Dataset excerpts
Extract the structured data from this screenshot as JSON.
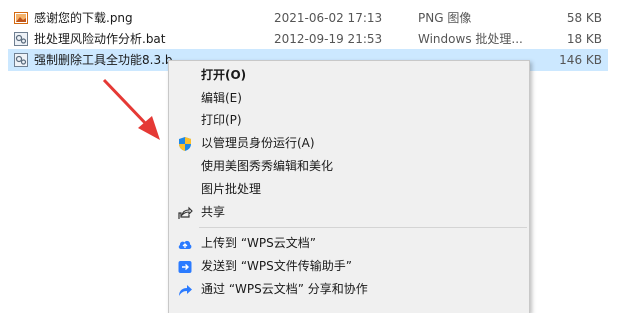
{
  "files": [
    {
      "name": "感谢您的下载.png",
      "date": "2021-06-02 17:13",
      "type": "PNG 图像",
      "size": "58 KB",
      "icon": "image-file-icon"
    },
    {
      "name": "批处理风险动作分析.bat",
      "date": "2012-09-19 21:53",
      "type": "Windows 批处理...",
      "size": "18 KB",
      "icon": "batch-file-icon"
    },
    {
      "name": "强制删除工具全功能8.3.b",
      "date": "",
      "type": "",
      "size": "146 KB",
      "icon": "batch-file-icon"
    }
  ],
  "menu": {
    "open": "打开(O)",
    "edit": "编辑(E)",
    "print": "打印(P)",
    "run_as_admin": "以管理员身份运行(A)",
    "meitu": "使用美图秀秀编辑和美化",
    "batch_image": "图片批处理",
    "share": "共享",
    "upload_wps": "上传到 “WPS云文档”",
    "send_wps": "发送到 “WPS文件传输助手”",
    "share_wps": "通过 “WPS云文档” 分享和协作"
  },
  "colors": {
    "selection": "#cce8ff",
    "arrow": "#e53935",
    "menu_bg": "#f0f0f0",
    "wps_blue": "#2b7bff"
  }
}
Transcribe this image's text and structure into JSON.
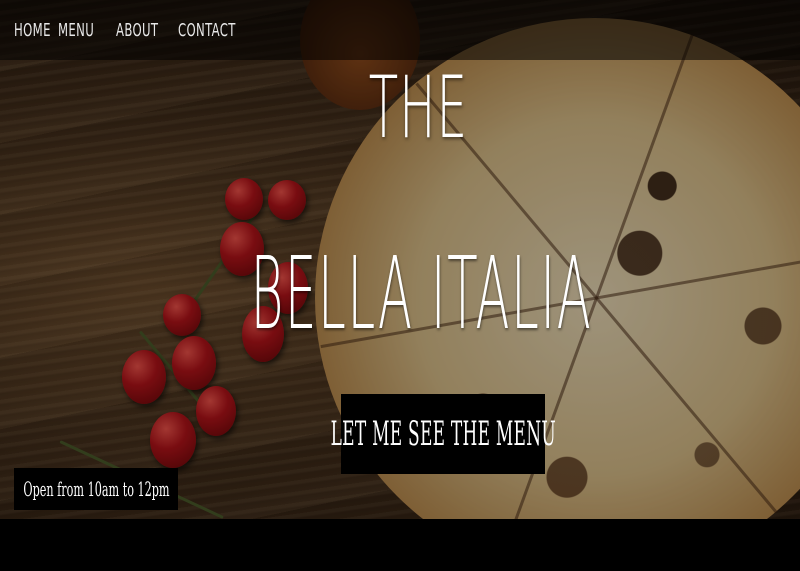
{
  "nav": {
    "items": [
      {
        "label": "Home"
      },
      {
        "label": "Menu"
      },
      {
        "label": "About"
      },
      {
        "label": "Contact"
      }
    ]
  },
  "hero": {
    "title_line1": "The",
    "title_line2": "Bella Italia",
    "cta_label": "Let me see the menu",
    "hours_text": "Open from 10am to 12pm",
    "background_image": "pizza-on-wooden-board-photo"
  },
  "colors": {
    "nav_background": "#00000080",
    "button_background": "#000000",
    "text": "#ffffff"
  }
}
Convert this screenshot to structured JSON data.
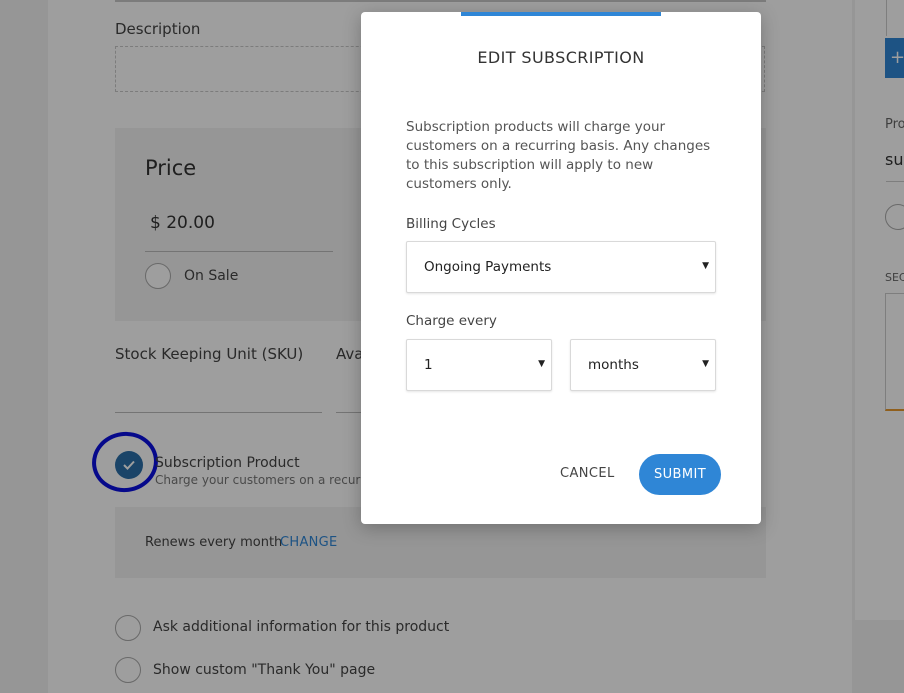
{
  "background_form": {
    "description_label": "Description",
    "price": {
      "title": "Price",
      "value": "$ 20.00",
      "on_sale_label": "On Sale"
    },
    "sku_label": "Stock Keeping Unit (SKU)",
    "availability_label_partial": "Ava",
    "subscription": {
      "title": "Subscription Product",
      "description": "Charge your customers on a recurring",
      "checked": true,
      "renews_text": "Renews every month",
      "change_link": "CHANGE"
    },
    "options": [
      {
        "label": "Ask additional information for this product"
      },
      {
        "label": "Show custom \"Thank You\" page"
      }
    ]
  },
  "right_panel": {
    "button_label": "+",
    "field_label_partial": "Pro",
    "field_value_partial": "sul",
    "section_label_partial": "SEC"
  },
  "modal": {
    "title": "EDIT SUBSCRIPTION",
    "description": "Subscription products will charge your customers on a recurring basis. Any changes to this subscription will apply to new customers only.",
    "billing_cycles": {
      "label": "Billing Cycles",
      "value": "Ongoing Payments"
    },
    "charge_every": {
      "label": "Charge every",
      "count": "1",
      "unit": "months"
    },
    "cancel_label": "CANCEL",
    "submit_label": "SUBMIT"
  },
  "colors": {
    "accent": "#2f86d6",
    "annotation": "#0a10e0",
    "checkbox": "#2b6fa8"
  }
}
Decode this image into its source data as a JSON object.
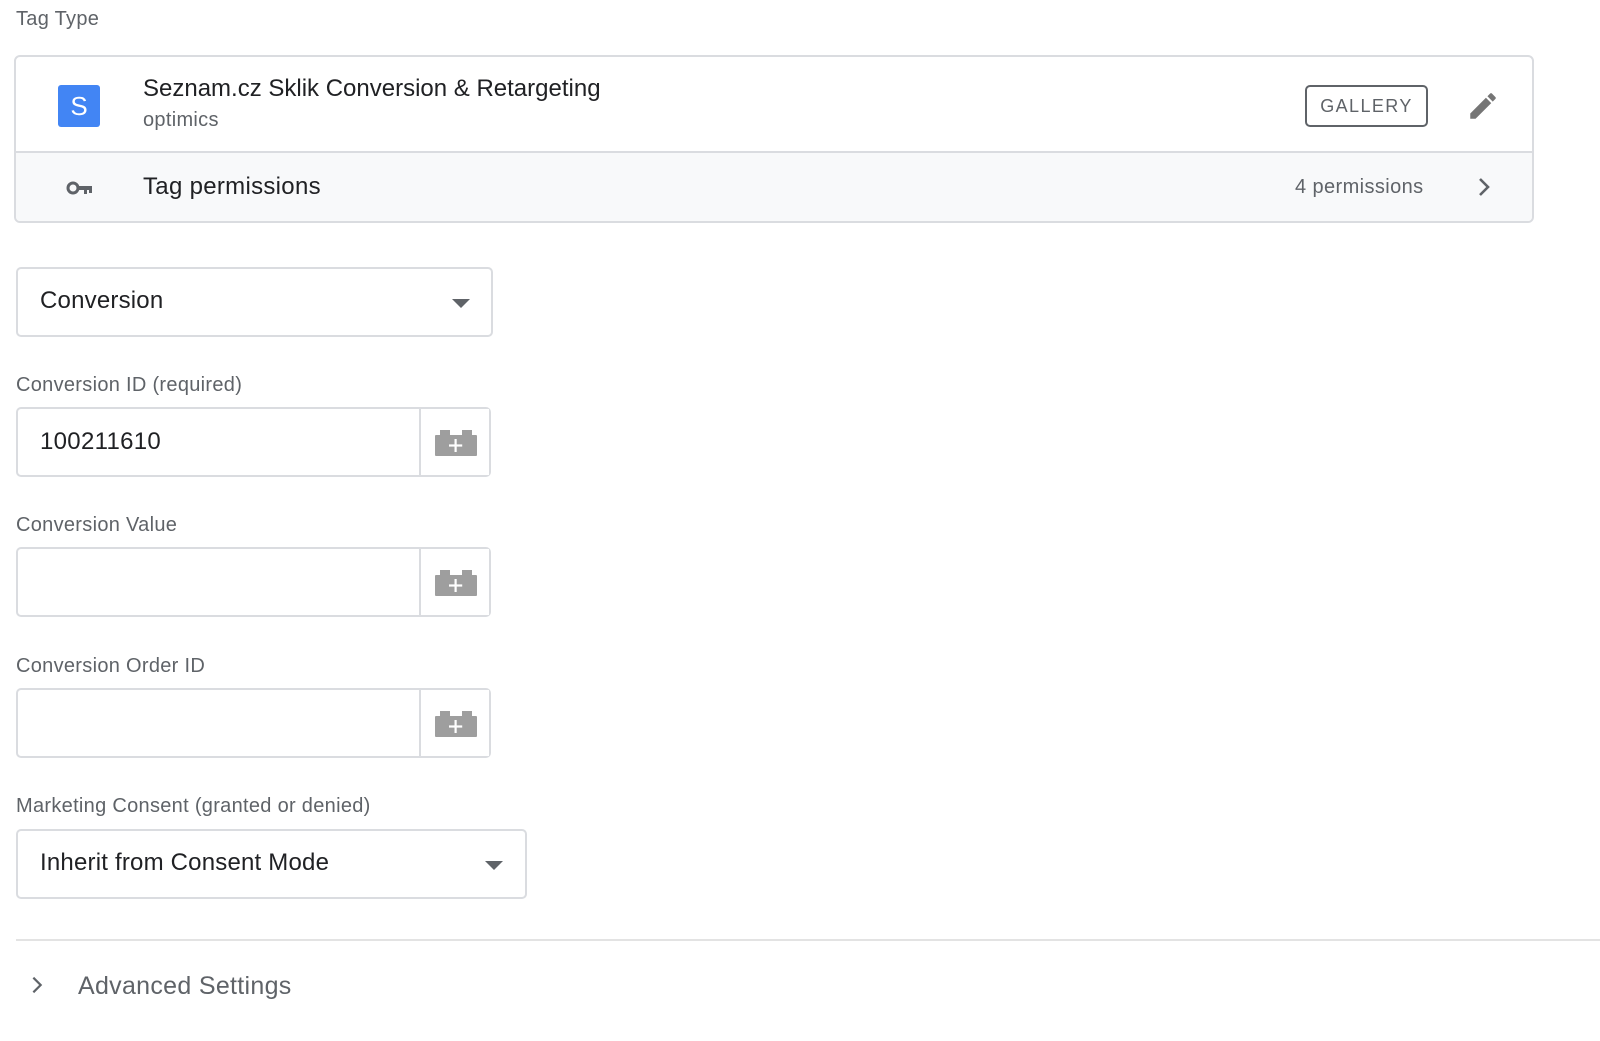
{
  "tag_type": {
    "section_label": "Tag Type",
    "logo_letter": "S",
    "title": "Seznam.cz Sklik Conversion & Retargeting",
    "subtitle": "optimics",
    "gallery_label": "GALLERY",
    "permissions_label": "Tag permissions",
    "permissions_count": "4 permissions",
    "logo_color": "#4285f4"
  },
  "type_select": {
    "value": "Conversion"
  },
  "fields": [
    {
      "label": "Conversion ID (required)",
      "value": "100211610"
    },
    {
      "label": "Conversion Value",
      "value": ""
    },
    {
      "label": "Conversion Order ID",
      "value": ""
    }
  ],
  "consent": {
    "label": "Marketing Consent (granted or denied)",
    "value": "Inherit from Consent Mode"
  },
  "advanced": {
    "label": "Advanced Settings"
  },
  "icons": {
    "edit": "pencil-icon",
    "permissions": "key-icon",
    "permissions_arrow": "chevron-right-icon",
    "variable": "variable-brick-icon",
    "dropdown": "caret-down-icon",
    "advanced_expand": "chevron-right-icon"
  }
}
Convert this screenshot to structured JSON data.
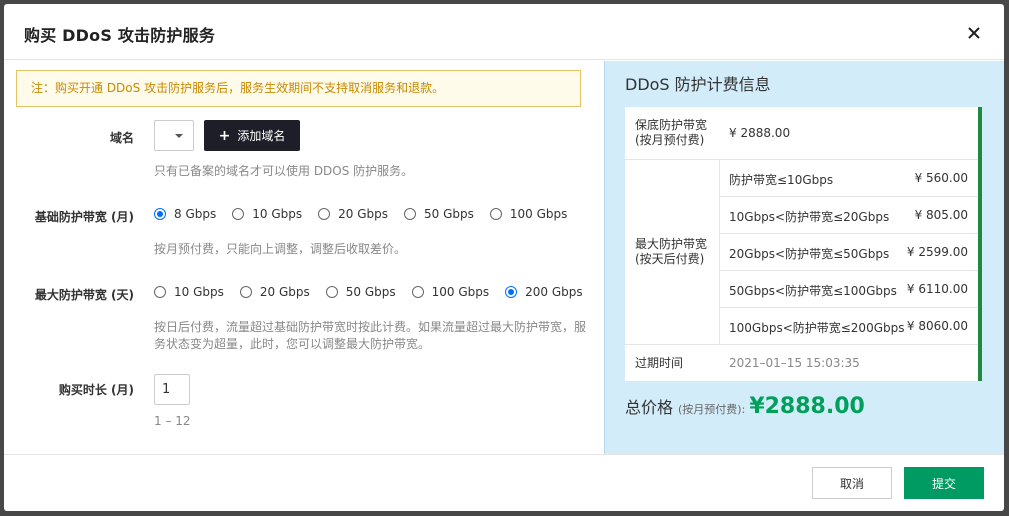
{
  "dialog": {
    "title": "购买 DDoS 攻击防护服务"
  },
  "form": {
    "notice": "注：购买开通 DDoS 攻击防护服务后，服务生效期间不支持取消服务和退款。",
    "domain": {
      "label": "域名",
      "add_button": "添加域名",
      "hint": "只有已备案的域名才可以使用 DDOS 防护服务。"
    },
    "base_bandwidth": {
      "label": "基础防护带宽 (月)",
      "options": [
        "8 Gbps",
        "10 Gbps",
        "20 Gbps",
        "50 Gbps",
        "100 Gbps"
      ],
      "selected": "8 Gbps",
      "hint": "按月预付费，只能向上调整，调整后收取差价。"
    },
    "max_bandwidth": {
      "label": "最大防护带宽 (天)",
      "options": [
        "10 Gbps",
        "20 Gbps",
        "50 Gbps",
        "100 Gbps",
        "200 Gbps"
      ],
      "selected": "200 Gbps",
      "hint_line1": "按日后付费，流量超过基础防护带宽时按此计费。如果流量超过最大防护带宽，服",
      "hint_line2": "务状态变为超量，此时，您可以调整最大防护带宽。"
    },
    "duration": {
      "label": "购买时长 (月)",
      "value": "1",
      "hint": "1 – 12"
    }
  },
  "billing": {
    "title": "DDoS 防护计费信息",
    "base": {
      "label_line1": "保底防护带宽",
      "label_line2": "(按月预付费)",
      "price": "¥ 2888.00"
    },
    "max": {
      "label_line1": "最大防护带宽",
      "label_line2": "(按天后付费)",
      "tiers": [
        {
          "range": "防护带宽≤10Gbps",
          "price": "¥ 560.00"
        },
        {
          "range": "10Gbps<防护带宽≤20Gbps",
          "price": "¥ 805.00"
        },
        {
          "range": "20Gbps<防护带宽≤50Gbps",
          "price": "¥ 2599.00"
        },
        {
          "range": "50Gbps<防护带宽≤100Gbps",
          "price": "¥ 6110.00"
        },
        {
          "range": "100Gbps<防护带宽≤200Gbps",
          "price": "¥ 8060.00"
        }
      ]
    },
    "expire": {
      "label": "过期时间",
      "value": "2021–01–15 15:03:35"
    },
    "total": {
      "label": "总价格",
      "note": "(按月预付费):",
      "price": "¥2888.00"
    }
  },
  "footer": {
    "cancel": "取消",
    "submit": "提交"
  },
  "colors": {
    "accent_green": "#00a05a",
    "submit_green": "#009a63",
    "radio_blue": "#006eff",
    "notice_border": "#e8c266"
  }
}
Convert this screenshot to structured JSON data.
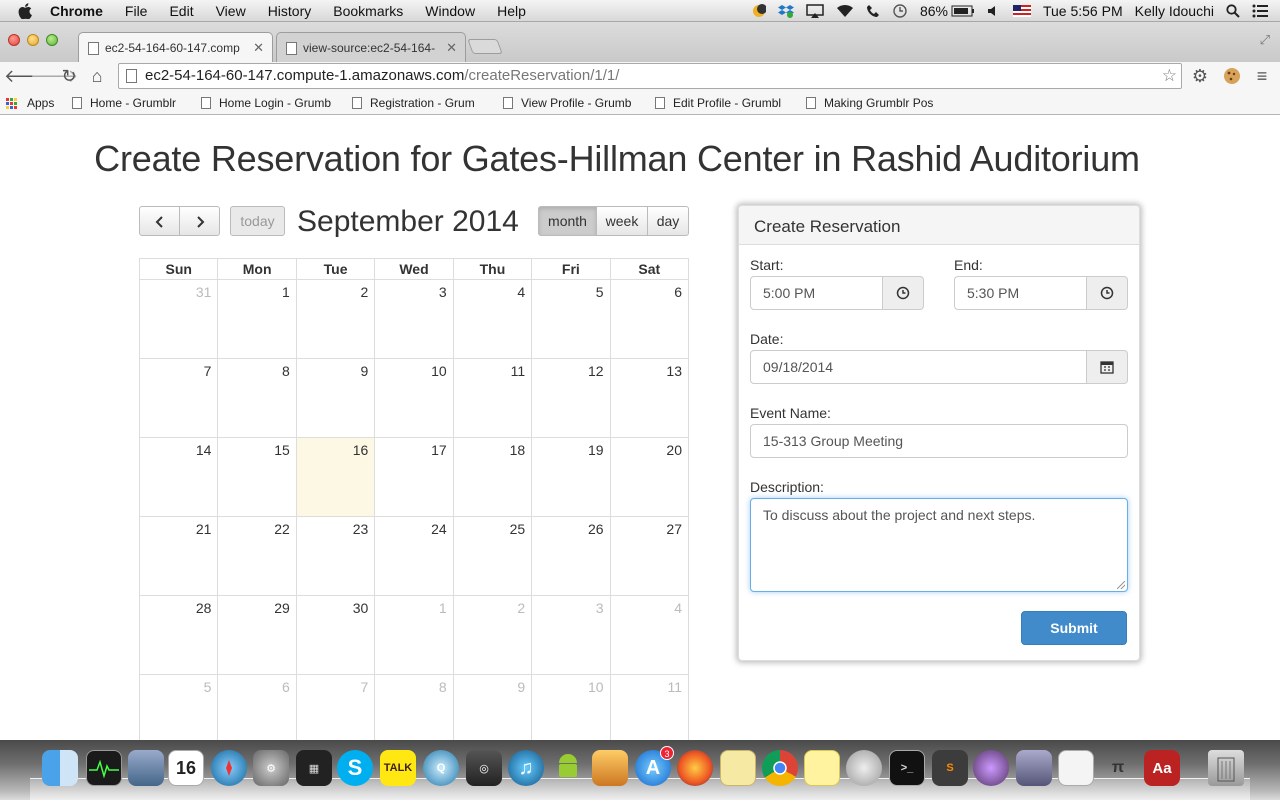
{
  "menubar": {
    "app_name": "Chrome",
    "items": [
      "File",
      "Edit",
      "View",
      "History",
      "Bookmarks",
      "Window",
      "Help"
    ],
    "battery": "86%",
    "clock": "Tue 5:56 PM",
    "user": "Kelly Idouchi"
  },
  "tabs": [
    {
      "title": "ec2-54-164-60-147.comp",
      "active": true
    },
    {
      "title": "view-source:ec2-54-164-",
      "active": false
    }
  ],
  "address_bar": {
    "host": "ec2-54-164-60-147.compute-1.amazonaws.com",
    "path": "/createReservation/1/1/"
  },
  "bookmarks": {
    "apps_label": "Apps",
    "items": [
      "Home - Grumblr",
      "Home Login - Grumb",
      "Registration - Grum",
      "View Profile - Grumb",
      "Edit Profile - Grumbl",
      "Making Grumblr Pos"
    ]
  },
  "page": {
    "title": "Create Reservation for Gates-Hillman Center in Rashid Auditorium"
  },
  "calendar": {
    "title": "September 2014",
    "today_label": "today",
    "view_buttons": {
      "month": "month",
      "week": "week",
      "day": "day"
    },
    "day_headers": [
      "Sun",
      "Mon",
      "Tue",
      "Wed",
      "Thu",
      "Fri",
      "Sat"
    ],
    "weeks": [
      [
        "31",
        "1",
        "2",
        "3",
        "4",
        "5",
        "6"
      ],
      [
        "7",
        "8",
        "9",
        "10",
        "11",
        "12",
        "13"
      ],
      [
        "14",
        "15",
        "16",
        "17",
        "18",
        "19",
        "20"
      ],
      [
        "21",
        "22",
        "23",
        "24",
        "25",
        "26",
        "27"
      ],
      [
        "28",
        "29",
        "30",
        "1",
        "2",
        "3",
        "4"
      ],
      [
        "5",
        "6",
        "7",
        "8",
        "9",
        "10",
        "11"
      ]
    ]
  },
  "form": {
    "heading": "Create Reservation",
    "start_label": "Start:",
    "start_value": "5:00 PM",
    "end_label": "End:",
    "end_value": "5:30 PM",
    "date_label": "Date:",
    "date_value": "09/18/2014",
    "event_label": "Event Name:",
    "event_value": "15-313 Group Meeting",
    "description_label": "Description:",
    "description_value": "To discuss about the project and next steps.",
    "submit_label": "Submit"
  },
  "dock": {
    "calendar_date": "16",
    "appstore_badge": "3",
    "talk_label": "TALK"
  },
  "colors": {
    "primary_button": "#428bca",
    "today_highlight": "#fcf8e3",
    "focus_border": "#66afe9"
  }
}
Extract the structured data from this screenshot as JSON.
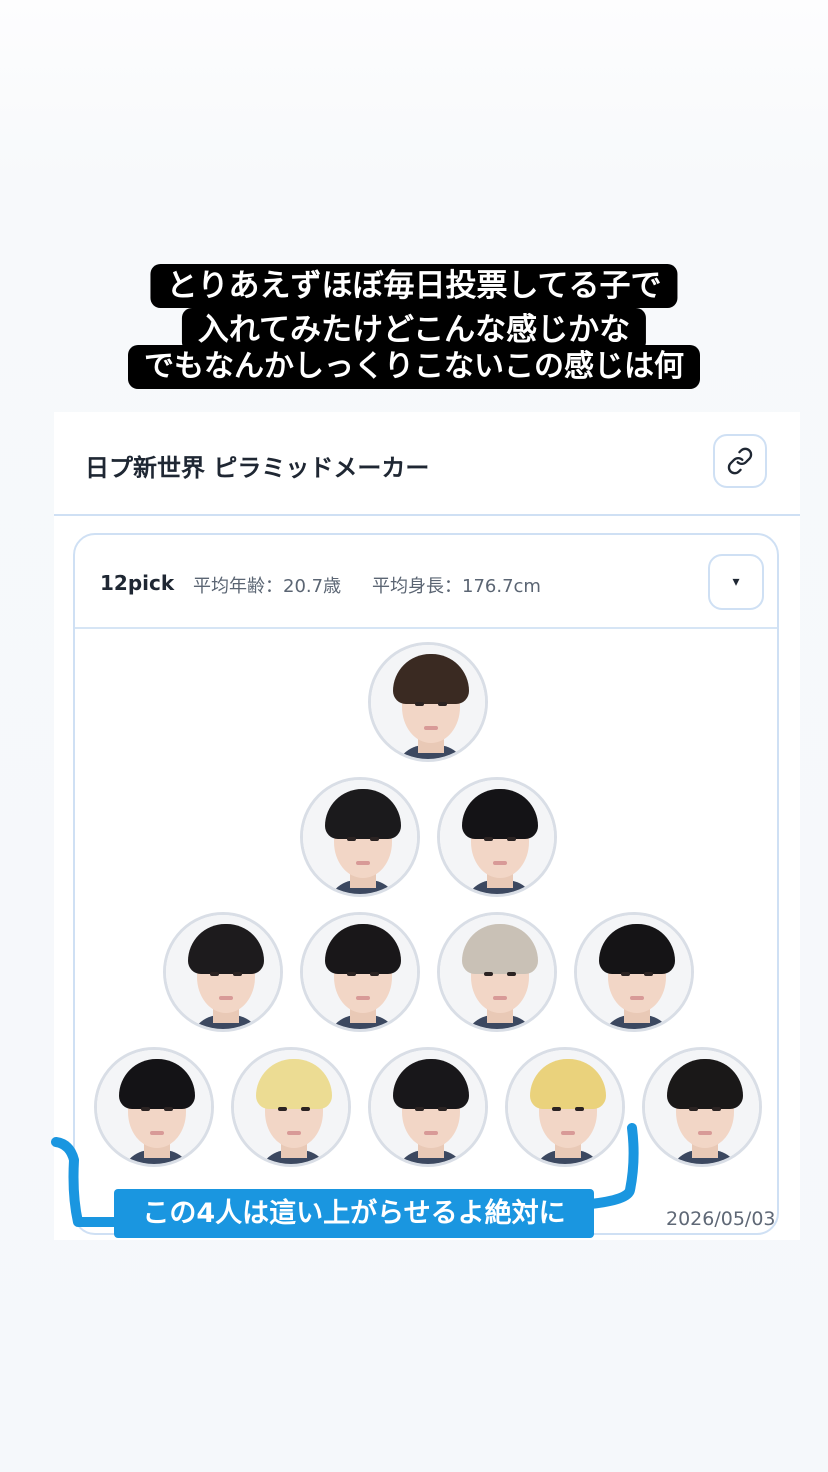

> **Task to complete**
Determine how many lines of the records above contain the word "Home", and report only that number.

> **Answer for this exercise**
3